> [Directive] Repeat, exactly and completely, the material that follows. Omit the pictures.

> [Records for this task]
— BEGIN —
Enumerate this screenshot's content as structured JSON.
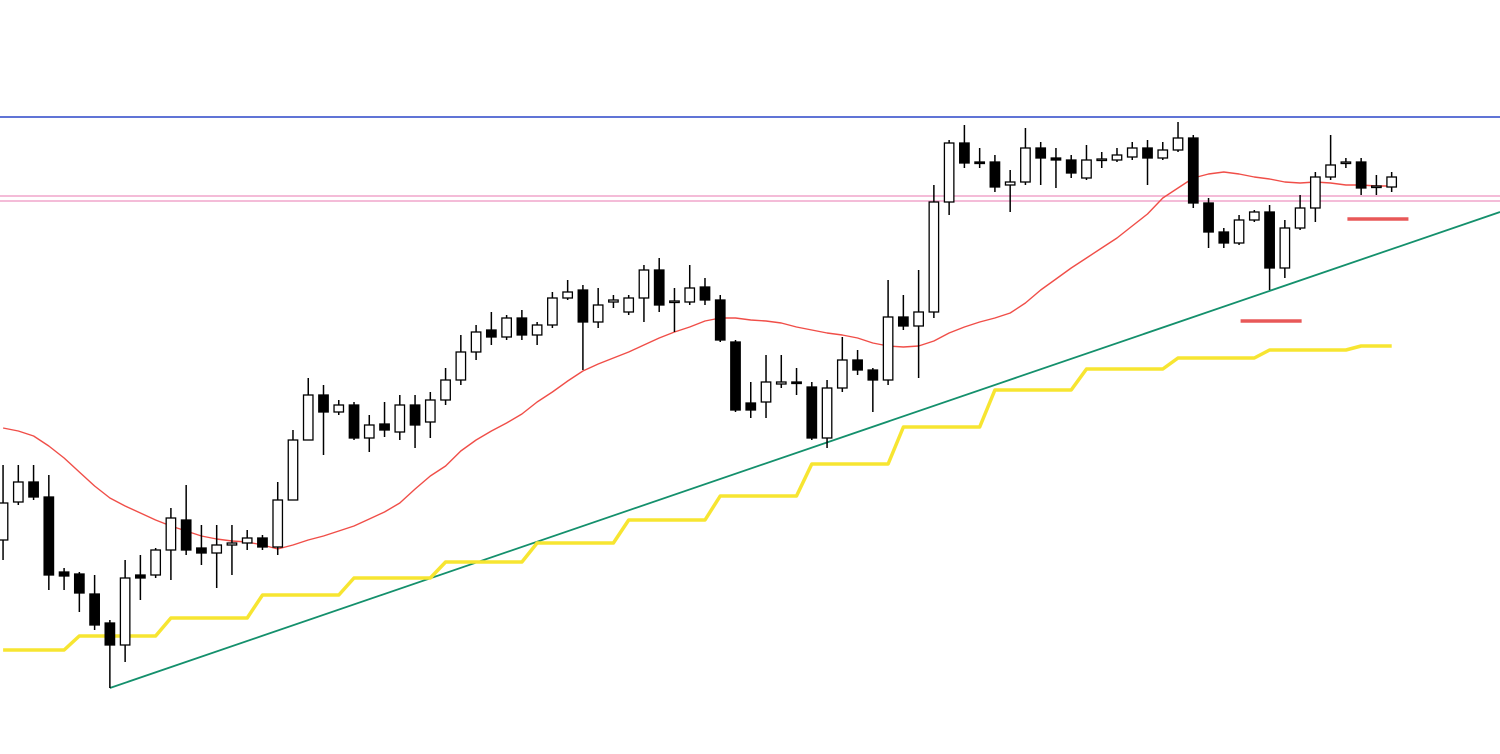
{
  "chart_data": {
    "type": "candlestick",
    "xlim": [
      -0.2,
      98.1
    ],
    "ylim": [
      0,
      754
    ],
    "up_color": "#ffffff",
    "down_color": "#000000",
    "wick_color": "#000000",
    "open": [
      214,
      252,
      272,
      257,
      182,
      180,
      160,
      131,
      109,
      179,
      179,
      204,
      234,
      206,
      201,
      209,
      211,
      216,
      207,
      254,
      314,
      359,
      342,
      349,
      316,
      330,
      322,
      349,
      332,
      354,
      374,
      402,
      424,
      417,
      436,
      419,
      429,
      456,
      464,
      432,
      452,
      442,
      456,
      484,
      452,
      452,
      467,
      454,
      412,
      351,
      352,
      370,
      372,
      367,
      316,
      366,
      394,
      384,
      374,
      437,
      428,
      442,
      552,
      611,
      592,
      592,
      569,
      572,
      606,
      596,
      594,
      576,
      594,
      594,
      597,
      606,
      596,
      604,
      616,
      551,
      522,
      511,
      534,
      542,
      486,
      526,
      546,
      577,
      591,
      592,
      567,
      567
    ],
    "high": [
      289,
      289,
      289,
      279,
      186,
      182,
      179,
      134,
      194,
      199,
      206,
      246,
      269,
      229,
      229,
      229,
      224,
      219,
      272,
      324,
      376,
      369,
      354,
      352,
      339,
      352,
      359,
      359,
      362,
      386,
      419,
      429,
      442,
      439,
      444,
      432,
      462,
      474,
      469,
      466,
      459,
      459,
      489,
      496,
      466,
      489,
      476,
      459,
      414,
      372,
      399,
      399,
      386,
      372,
      374,
      417,
      404,
      386,
      474,
      459,
      484,
      569,
      614,
      629,
      606,
      599,
      584,
      626,
      612,
      606,
      599,
      609,
      602,
      606,
      612,
      614,
      612,
      632,
      619,
      556,
      526,
      539,
      544,
      549,
      534,
      559,
      582,
      619,
      596,
      596,
      579,
      582
    ],
    "low": [
      194,
      249,
      254,
      164,
      164,
      142,
      124,
      66,
      92,
      154,
      176,
      174,
      199,
      189,
      166,
      179,
      204,
      204,
      199,
      254,
      314,
      299,
      339,
      314,
      302,
      317,
      314,
      306,
      316,
      349,
      369,
      394,
      409,
      414,
      414,
      409,
      426,
      454,
      384,
      426,
      446,
      439,
      432,
      442,
      422,
      449,
      449,
      412,
      342,
      336,
      336,
      366,
      359,
      314,
      306,
      362,
      379,
      342,
      369,
      424,
      376,
      436,
      539,
      586,
      586,
      562,
      542,
      569,
      569,
      566,
      576,
      574,
      586,
      592,
      594,
      569,
      594,
      602,
      546,
      506,
      506,
      509,
      532,
      464,
      476,
      524,
      532,
      574,
      586,
      559,
      559,
      562
    ],
    "close": [
      251,
      272,
      257,
      179,
      178,
      161,
      129,
      109,
      176,
      176,
      204,
      236,
      204,
      201,
      209,
      211,
      216,
      207,
      254,
      314,
      359,
      342,
      349,
      316,
      329,
      324,
      349,
      329,
      354,
      374,
      402,
      422,
      417,
      436,
      419,
      429,
      456,
      462,
      432,
      449,
      454,
      456,
      484,
      449,
      453,
      466,
      454,
      414,
      344,
      344,
      372,
      372,
      371,
      316,
      366,
      394,
      384,
      374,
      437,
      428,
      442,
      552,
      611,
      591,
      591,
      567,
      572,
      606,
      596,
      594,
      581,
      594,
      595,
      599,
      606,
      596,
      604,
      616,
      551,
      522,
      511,
      534,
      542,
      486,
      526,
      546,
      577,
      589,
      592,
      566,
      568,
      577
    ],
    "ma": {
      "color": "#f04e48",
      "values": [
        326,
        323,
        318,
        308,
        296,
        282,
        268,
        256,
        248,
        241,
        234,
        228,
        223,
        218,
        215,
        213,
        212,
        209,
        205,
        209,
        214,
        218,
        223,
        228,
        235,
        242,
        251,
        265,
        278,
        288,
        303,
        314,
        323,
        331,
        340,
        352,
        362,
        373,
        383,
        390,
        396,
        402,
        409,
        416,
        422,
        427,
        433,
        436,
        436,
        434,
        433,
        431,
        427,
        424,
        421,
        419,
        416,
        411,
        408,
        407,
        408,
        413,
        421,
        427,
        432,
        436,
        441,
        451,
        464,
        475,
        486,
        496,
        506,
        516,
        528,
        540,
        556,
        566,
        576,
        580,
        582,
        580,
        577,
        575,
        572,
        571,
        572,
        571,
        569,
        569,
        568,
        568
      ]
    },
    "stop": {
      "color": "#f7e531",
      "values": [
        104,
        104,
        104,
        104,
        104,
        118,
        118,
        118,
        118,
        118,
        118,
        136,
        136,
        136,
        136,
        136,
        136,
        159,
        159,
        159,
        159,
        159,
        159,
        176,
        176,
        176,
        176,
        176,
        176,
        192,
        192,
        192,
        192,
        192,
        192,
        211,
        211,
        211,
        211,
        211,
        211,
        234,
        234,
        234,
        234,
        234,
        234,
        258,
        258,
        258,
        258,
        258,
        258,
        290,
        290,
        290,
        290,
        290,
        290,
        327,
        327,
        327,
        327,
        327,
        327,
        364,
        364,
        364,
        364,
        364,
        364,
        385,
        385,
        385,
        385,
        385,
        385,
        396,
        396,
        396,
        396,
        396,
        396,
        404,
        404,
        404,
        404,
        404,
        404,
        408,
        408,
        408
      ]
    },
    "trendline": {
      "color": "#14906c",
      "x": [
        7,
        98.1
      ],
      "values": [
        66,
        542
      ]
    },
    "hlines": [
      {
        "color": "#2b46c8",
        "value": 637
      },
      {
        "color": "#f0a6cc",
        "value": 558
      },
      {
        "color": "#f0a6cc",
        "value": 553
      }
    ],
    "segments": [
      {
        "color": "#e85858",
        "value": 535,
        "x": [
          88.1,
          92.1
        ]
      },
      {
        "color": "#e85858",
        "value": 433,
        "x": [
          81.1,
          85.1
        ]
      }
    ]
  }
}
— END —
> [Right answer]
Enumerate this screenshot's content as structured JSON.
{
  "chart_data": {
    "type": "candlestick",
    "xlim": [
      -0.2,
      98.1
    ],
    "ylim": [
      0,
      754
    ],
    "up_color": "#ffffff",
    "down_color": "#000000",
    "wick_color": "#000000",
    "open": [
      214,
      252,
      272,
      257,
      182,
      180,
      160,
      131,
      109,
      179,
      179,
      204,
      234,
      206,
      201,
      209,
      211,
      216,
      207,
      254,
      314,
      359,
      342,
      349,
      316,
      330,
      322,
      349,
      332,
      354,
      374,
      402,
      424,
      417,
      436,
      419,
      429,
      456,
      464,
      432,
      452,
      442,
      456,
      484,
      452,
      452,
      467,
      454,
      412,
      351,
      352,
      370,
      372,
      367,
      316,
      366,
      394,
      384,
      374,
      437,
      428,
      442,
      552,
      611,
      592,
      592,
      569,
      572,
      606,
      596,
      594,
      576,
      594,
      594,
      597,
      606,
      596,
      604,
      616,
      551,
      522,
      511,
      534,
      542,
      486,
      526,
      546,
      577,
      591,
      592,
      567,
      567
    ],
    "high": [
      289,
      289,
      289,
      279,
      186,
      182,
      179,
      134,
      194,
      199,
      206,
      246,
      269,
      229,
      229,
      229,
      224,
      219,
      272,
      324,
      376,
      369,
      354,
      352,
      339,
      352,
      359,
      359,
      362,
      386,
      419,
      429,
      442,
      439,
      444,
      432,
      462,
      474,
      469,
      466,
      459,
      459,
      489,
      496,
      466,
      489,
      476,
      459,
      414,
      372,
      399,
      399,
      386,
      372,
      374,
      417,
      404,
      386,
      474,
      459,
      484,
      569,
      614,
      629,
      606,
      599,
      584,
      626,
      612,
      606,
      599,
      609,
      602,
      606,
      612,
      614,
      612,
      632,
      619,
      556,
      526,
      539,
      544,
      549,
      534,
      559,
      582,
      619,
      596,
      596,
      579,
      582
    ],
    "low": [
      194,
      249,
      254,
      164,
      164,
      142,
      124,
      66,
      92,
      154,
      176,
      174,
      199,
      189,
      166,
      179,
      204,
      204,
      199,
      254,
      314,
      299,
      339,
      314,
      302,
      317,
      314,
      306,
      316,
      349,
      369,
      394,
      409,
      414,
      414,
      409,
      426,
      454,
      384,
      426,
      446,
      439,
      432,
      442,
      422,
      449,
      449,
      412,
      342,
      336,
      336,
      366,
      359,
      314,
      306,
      362,
      379,
      342,
      369,
      424,
      376,
      436,
      539,
      586,
      586,
      562,
      542,
      569,
      569,
      566,
      576,
      574,
      586,
      592,
      594,
      569,
      594,
      602,
      546,
      506,
      506,
      509,
      532,
      464,
      476,
      524,
      532,
      574,
      586,
      559,
      559,
      562
    ],
    "close": [
      251,
      272,
      257,
      179,
      178,
      161,
      129,
      109,
      176,
      176,
      204,
      236,
      204,
      201,
      209,
      211,
      216,
      207,
      254,
      314,
      359,
      342,
      349,
      316,
      329,
      324,
      349,
      329,
      354,
      374,
      402,
      422,
      417,
      436,
      419,
      429,
      456,
      462,
      432,
      449,
      454,
      456,
      484,
      449,
      453,
      466,
      454,
      414,
      344,
      344,
      372,
      372,
      371,
      316,
      366,
      394,
      384,
      374,
      437,
      428,
      442,
      552,
      611,
      591,
      591,
      567,
      572,
      606,
      596,
      594,
      581,
      594,
      595,
      599,
      606,
      596,
      604,
      616,
      551,
      522,
      511,
      534,
      542,
      486,
      526,
      546,
      577,
      589,
      592,
      566,
      568,
      577
    ],
    "ma": {
      "color": "#f04e48",
      "values": [
        326,
        323,
        318,
        308,
        296,
        282,
        268,
        256,
        248,
        241,
        234,
        228,
        223,
        218,
        215,
        213,
        212,
        209,
        205,
        209,
        214,
        218,
        223,
        228,
        235,
        242,
        251,
        265,
        278,
        288,
        303,
        314,
        323,
        331,
        340,
        352,
        362,
        373,
        383,
        390,
        396,
        402,
        409,
        416,
        422,
        427,
        433,
        436,
        436,
        434,
        433,
        431,
        427,
        424,
        421,
        419,
        416,
        411,
        408,
        407,
        408,
        413,
        421,
        427,
        432,
        436,
        441,
        451,
        464,
        475,
        486,
        496,
        506,
        516,
        528,
        540,
        556,
        566,
        576,
        580,
        582,
        580,
        577,
        575,
        572,
        571,
        572,
        571,
        569,
        569,
        568,
        568
      ]
    },
    "stop": {
      "color": "#f7e531",
      "values": [
        104,
        104,
        104,
        104,
        104,
        118,
        118,
        118,
        118,
        118,
        118,
        136,
        136,
        136,
        136,
        136,
        136,
        159,
        159,
        159,
        159,
        159,
        159,
        176,
        176,
        176,
        176,
        176,
        176,
        192,
        192,
        192,
        192,
        192,
        192,
        211,
        211,
        211,
        211,
        211,
        211,
        234,
        234,
        234,
        234,
        234,
        234,
        258,
        258,
        258,
        258,
        258,
        258,
        290,
        290,
        290,
        290,
        290,
        290,
        327,
        327,
        327,
        327,
        327,
        327,
        364,
        364,
        364,
        364,
        364,
        364,
        385,
        385,
        385,
        385,
        385,
        385,
        396,
        396,
        396,
        396,
        396,
        396,
        404,
        404,
        404,
        404,
        404,
        404,
        408,
        408,
        408
      ]
    },
    "trendline": {
      "color": "#14906c",
      "x": [
        7,
        98.1
      ],
      "values": [
        66,
        542
      ]
    },
    "hlines": [
      {
        "color": "#2b46c8",
        "value": 637
      },
      {
        "color": "#f0a6cc",
        "value": 558
      },
      {
        "color": "#f0a6cc",
        "value": 553
      }
    ],
    "segments": [
      {
        "color": "#e85858",
        "value": 535,
        "x": [
          88.1,
          92.1
        ]
      },
      {
        "color": "#e85858",
        "value": 433,
        "x": [
          81.1,
          85.1
        ]
      }
    ]
  }
}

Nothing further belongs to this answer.